— START OF INPUT RECORDS —
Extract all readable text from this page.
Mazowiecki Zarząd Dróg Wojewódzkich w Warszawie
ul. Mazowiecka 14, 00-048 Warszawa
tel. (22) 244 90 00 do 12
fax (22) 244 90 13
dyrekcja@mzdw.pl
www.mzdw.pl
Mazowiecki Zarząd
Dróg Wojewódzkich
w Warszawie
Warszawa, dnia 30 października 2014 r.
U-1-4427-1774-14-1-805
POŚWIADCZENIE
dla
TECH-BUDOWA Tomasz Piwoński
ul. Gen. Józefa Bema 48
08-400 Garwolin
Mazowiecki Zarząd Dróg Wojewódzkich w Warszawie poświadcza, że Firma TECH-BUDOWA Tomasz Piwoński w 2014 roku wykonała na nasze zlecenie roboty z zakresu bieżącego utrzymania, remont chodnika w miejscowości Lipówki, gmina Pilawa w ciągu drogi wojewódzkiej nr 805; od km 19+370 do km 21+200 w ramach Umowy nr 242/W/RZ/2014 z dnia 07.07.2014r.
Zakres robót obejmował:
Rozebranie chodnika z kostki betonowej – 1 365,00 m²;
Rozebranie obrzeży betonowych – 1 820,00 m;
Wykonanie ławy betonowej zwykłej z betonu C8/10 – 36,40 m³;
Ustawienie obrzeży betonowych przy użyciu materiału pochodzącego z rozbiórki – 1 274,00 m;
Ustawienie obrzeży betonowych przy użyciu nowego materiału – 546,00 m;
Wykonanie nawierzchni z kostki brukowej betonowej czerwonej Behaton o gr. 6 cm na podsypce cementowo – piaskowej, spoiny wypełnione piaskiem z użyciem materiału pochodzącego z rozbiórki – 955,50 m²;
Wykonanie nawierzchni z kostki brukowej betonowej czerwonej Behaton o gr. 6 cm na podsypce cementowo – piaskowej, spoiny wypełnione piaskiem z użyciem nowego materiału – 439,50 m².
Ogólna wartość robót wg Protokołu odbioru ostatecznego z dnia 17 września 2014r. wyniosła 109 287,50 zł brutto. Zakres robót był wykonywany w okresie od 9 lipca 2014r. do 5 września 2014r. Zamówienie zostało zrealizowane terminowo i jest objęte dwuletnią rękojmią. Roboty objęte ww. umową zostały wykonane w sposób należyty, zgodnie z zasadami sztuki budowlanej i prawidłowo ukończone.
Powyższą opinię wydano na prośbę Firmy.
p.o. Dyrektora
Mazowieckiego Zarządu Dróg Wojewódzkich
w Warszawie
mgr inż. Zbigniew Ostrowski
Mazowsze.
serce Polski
— END OF INPUT RECORDS —
YOUR INSTRUCTIONS:
Among the lines above, count those containing the word "czerwonej" and give nothing but the result.

SOLVED EXERCISE:
2